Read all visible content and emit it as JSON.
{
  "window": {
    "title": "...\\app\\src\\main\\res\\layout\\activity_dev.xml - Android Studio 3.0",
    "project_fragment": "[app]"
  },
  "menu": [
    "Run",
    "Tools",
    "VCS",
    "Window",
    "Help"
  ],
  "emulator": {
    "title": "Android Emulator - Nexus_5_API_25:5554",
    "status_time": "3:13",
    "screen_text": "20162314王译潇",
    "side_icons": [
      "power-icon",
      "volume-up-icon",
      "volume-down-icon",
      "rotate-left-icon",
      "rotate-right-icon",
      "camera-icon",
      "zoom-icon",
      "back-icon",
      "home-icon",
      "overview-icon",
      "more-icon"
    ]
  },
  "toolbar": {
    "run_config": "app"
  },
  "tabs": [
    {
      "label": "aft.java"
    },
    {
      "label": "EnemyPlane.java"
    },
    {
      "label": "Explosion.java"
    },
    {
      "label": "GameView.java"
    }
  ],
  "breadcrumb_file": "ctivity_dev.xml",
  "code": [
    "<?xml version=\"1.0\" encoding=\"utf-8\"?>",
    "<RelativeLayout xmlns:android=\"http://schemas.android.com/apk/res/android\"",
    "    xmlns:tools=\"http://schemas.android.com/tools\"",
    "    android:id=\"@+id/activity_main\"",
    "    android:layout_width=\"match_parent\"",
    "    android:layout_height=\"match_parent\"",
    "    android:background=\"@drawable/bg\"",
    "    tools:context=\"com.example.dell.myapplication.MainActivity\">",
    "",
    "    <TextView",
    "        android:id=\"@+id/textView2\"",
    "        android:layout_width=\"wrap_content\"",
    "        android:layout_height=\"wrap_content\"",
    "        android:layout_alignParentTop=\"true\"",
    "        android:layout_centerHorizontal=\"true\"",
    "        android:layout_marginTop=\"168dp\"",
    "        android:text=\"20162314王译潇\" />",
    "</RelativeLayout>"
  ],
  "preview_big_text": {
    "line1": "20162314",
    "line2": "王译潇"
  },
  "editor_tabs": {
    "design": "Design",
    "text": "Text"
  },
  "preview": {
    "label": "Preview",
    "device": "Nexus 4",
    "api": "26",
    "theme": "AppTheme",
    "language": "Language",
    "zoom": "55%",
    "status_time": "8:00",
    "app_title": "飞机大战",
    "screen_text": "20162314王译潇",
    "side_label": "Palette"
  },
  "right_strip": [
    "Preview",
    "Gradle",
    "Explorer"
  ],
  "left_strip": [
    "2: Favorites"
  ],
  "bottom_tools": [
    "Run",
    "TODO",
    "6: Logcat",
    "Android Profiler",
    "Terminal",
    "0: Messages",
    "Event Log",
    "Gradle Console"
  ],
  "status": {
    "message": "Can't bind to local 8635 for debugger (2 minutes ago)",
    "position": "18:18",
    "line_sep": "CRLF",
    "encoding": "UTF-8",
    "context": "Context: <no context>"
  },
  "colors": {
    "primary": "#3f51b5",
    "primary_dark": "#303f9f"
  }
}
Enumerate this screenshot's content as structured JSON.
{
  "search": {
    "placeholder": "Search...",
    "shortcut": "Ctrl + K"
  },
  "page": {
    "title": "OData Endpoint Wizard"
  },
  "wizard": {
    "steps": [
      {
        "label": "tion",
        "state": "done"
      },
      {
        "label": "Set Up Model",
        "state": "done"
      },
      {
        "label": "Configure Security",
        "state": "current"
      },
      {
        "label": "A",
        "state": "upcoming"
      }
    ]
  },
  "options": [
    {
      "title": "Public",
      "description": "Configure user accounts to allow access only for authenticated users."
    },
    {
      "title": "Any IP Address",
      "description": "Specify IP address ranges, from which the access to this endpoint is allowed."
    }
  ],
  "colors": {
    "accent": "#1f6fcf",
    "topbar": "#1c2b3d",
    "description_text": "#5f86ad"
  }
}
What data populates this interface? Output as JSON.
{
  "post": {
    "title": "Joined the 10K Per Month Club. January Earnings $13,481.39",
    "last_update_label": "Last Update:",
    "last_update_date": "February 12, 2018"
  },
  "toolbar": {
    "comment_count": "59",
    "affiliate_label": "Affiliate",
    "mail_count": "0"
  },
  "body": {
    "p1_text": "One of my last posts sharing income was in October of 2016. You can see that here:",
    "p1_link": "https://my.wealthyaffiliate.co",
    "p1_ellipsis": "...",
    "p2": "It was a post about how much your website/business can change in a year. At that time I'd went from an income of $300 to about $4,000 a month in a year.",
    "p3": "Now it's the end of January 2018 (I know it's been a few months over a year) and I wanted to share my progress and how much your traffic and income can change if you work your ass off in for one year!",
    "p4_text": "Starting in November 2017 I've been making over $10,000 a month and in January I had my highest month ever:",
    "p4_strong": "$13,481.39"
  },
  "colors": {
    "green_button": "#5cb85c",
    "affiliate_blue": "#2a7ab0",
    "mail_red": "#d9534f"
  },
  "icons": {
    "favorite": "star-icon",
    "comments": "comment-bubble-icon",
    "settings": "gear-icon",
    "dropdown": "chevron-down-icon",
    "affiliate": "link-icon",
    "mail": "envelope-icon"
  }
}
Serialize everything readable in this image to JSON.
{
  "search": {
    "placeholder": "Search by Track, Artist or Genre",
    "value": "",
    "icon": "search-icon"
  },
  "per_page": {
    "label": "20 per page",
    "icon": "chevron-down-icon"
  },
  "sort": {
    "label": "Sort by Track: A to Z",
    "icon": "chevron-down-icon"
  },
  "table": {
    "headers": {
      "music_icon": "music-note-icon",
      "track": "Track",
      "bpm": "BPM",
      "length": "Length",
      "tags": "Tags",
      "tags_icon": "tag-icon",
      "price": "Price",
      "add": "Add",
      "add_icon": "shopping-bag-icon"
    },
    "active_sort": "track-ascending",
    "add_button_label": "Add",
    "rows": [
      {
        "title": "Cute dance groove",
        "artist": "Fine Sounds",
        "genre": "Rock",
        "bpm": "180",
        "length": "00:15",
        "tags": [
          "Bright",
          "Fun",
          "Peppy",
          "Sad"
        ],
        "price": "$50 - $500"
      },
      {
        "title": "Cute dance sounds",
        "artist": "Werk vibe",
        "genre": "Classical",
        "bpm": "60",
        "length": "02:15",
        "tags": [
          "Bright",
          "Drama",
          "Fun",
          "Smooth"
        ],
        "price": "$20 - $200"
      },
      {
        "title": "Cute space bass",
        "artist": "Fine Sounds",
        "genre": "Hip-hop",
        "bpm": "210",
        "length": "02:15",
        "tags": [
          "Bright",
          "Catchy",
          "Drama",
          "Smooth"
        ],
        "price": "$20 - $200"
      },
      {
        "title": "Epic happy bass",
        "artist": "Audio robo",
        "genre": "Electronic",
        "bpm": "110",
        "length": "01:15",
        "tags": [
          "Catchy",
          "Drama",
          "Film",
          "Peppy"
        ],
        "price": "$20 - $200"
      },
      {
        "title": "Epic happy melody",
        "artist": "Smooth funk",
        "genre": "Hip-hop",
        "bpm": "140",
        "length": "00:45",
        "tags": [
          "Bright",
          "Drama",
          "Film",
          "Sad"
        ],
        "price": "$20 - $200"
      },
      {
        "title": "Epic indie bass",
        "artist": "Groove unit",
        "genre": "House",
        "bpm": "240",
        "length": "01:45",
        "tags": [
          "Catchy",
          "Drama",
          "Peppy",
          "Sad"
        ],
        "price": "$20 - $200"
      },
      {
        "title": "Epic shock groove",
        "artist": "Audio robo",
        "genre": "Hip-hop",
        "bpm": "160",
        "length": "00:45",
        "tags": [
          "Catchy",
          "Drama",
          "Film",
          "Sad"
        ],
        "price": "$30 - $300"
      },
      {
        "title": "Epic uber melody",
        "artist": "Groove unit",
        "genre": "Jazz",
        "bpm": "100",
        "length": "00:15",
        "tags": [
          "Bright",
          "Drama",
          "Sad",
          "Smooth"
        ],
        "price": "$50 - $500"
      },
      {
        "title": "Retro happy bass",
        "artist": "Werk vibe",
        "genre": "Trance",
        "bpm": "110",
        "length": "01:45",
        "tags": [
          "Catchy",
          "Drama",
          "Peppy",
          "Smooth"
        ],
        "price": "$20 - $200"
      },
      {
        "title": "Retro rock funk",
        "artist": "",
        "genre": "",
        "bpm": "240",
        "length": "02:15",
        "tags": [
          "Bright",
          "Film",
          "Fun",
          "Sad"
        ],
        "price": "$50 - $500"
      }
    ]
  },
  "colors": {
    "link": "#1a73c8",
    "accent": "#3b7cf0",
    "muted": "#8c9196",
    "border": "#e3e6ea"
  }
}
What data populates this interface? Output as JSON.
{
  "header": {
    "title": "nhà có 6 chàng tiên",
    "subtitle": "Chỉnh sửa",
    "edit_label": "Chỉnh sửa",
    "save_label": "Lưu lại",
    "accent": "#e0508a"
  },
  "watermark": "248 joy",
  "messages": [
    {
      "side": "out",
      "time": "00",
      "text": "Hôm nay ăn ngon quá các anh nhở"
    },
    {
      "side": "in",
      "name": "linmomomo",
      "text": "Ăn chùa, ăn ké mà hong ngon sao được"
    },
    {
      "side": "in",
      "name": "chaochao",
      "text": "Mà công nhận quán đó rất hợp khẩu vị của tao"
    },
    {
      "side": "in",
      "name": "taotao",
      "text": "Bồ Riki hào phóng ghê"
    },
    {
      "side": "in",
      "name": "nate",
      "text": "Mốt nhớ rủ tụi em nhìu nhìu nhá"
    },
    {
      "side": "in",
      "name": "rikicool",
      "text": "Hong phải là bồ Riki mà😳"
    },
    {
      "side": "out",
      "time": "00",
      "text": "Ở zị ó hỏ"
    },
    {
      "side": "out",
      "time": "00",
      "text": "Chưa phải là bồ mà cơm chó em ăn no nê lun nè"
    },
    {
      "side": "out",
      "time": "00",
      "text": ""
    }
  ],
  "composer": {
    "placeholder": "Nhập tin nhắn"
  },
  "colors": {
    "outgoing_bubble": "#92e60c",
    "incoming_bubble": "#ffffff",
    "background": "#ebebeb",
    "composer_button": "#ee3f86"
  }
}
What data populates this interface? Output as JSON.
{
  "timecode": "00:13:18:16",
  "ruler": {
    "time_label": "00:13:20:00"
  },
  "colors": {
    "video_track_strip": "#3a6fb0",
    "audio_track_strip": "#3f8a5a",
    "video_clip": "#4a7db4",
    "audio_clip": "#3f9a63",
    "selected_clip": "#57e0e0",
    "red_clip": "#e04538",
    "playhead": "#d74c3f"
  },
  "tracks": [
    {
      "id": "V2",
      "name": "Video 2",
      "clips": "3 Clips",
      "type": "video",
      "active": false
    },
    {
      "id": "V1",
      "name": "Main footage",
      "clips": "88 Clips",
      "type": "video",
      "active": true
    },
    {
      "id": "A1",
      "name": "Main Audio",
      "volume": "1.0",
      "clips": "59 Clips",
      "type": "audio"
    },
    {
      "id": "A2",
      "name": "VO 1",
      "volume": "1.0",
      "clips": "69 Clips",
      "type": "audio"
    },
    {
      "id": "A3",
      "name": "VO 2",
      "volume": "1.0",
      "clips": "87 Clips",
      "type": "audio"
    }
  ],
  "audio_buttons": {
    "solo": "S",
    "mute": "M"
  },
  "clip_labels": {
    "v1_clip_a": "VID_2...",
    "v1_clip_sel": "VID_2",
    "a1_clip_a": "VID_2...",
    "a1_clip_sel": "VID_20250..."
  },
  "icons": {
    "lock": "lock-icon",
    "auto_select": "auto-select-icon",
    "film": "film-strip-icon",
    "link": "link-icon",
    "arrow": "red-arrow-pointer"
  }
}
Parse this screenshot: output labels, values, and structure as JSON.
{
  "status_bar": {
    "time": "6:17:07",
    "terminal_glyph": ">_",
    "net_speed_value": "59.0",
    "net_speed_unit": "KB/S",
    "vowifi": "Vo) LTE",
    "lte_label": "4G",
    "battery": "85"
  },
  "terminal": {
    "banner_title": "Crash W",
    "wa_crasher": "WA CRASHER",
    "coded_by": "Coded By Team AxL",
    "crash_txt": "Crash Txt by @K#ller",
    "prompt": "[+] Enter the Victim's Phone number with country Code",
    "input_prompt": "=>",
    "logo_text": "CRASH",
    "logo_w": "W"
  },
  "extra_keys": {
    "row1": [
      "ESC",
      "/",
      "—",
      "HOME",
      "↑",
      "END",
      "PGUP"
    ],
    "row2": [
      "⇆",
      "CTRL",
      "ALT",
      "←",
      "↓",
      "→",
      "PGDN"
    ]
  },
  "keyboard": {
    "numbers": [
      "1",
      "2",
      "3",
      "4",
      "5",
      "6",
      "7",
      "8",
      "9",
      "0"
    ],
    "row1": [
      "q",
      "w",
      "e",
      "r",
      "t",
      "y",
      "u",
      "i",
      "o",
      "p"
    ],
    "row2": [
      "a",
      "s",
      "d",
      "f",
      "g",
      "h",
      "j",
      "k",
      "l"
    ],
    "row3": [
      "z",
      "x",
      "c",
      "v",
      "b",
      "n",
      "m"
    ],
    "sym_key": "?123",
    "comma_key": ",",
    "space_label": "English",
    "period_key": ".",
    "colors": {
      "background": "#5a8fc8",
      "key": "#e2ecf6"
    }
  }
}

STATED GOAL: Where a line in the entries holds "placeholder", copy that line.

WRITTEN RESPONSE:
    "placeholder": "Search...",
    "placeholder": "Search by Track, Artist or Genre",
    "placeholder": "Nhập tin nhắn"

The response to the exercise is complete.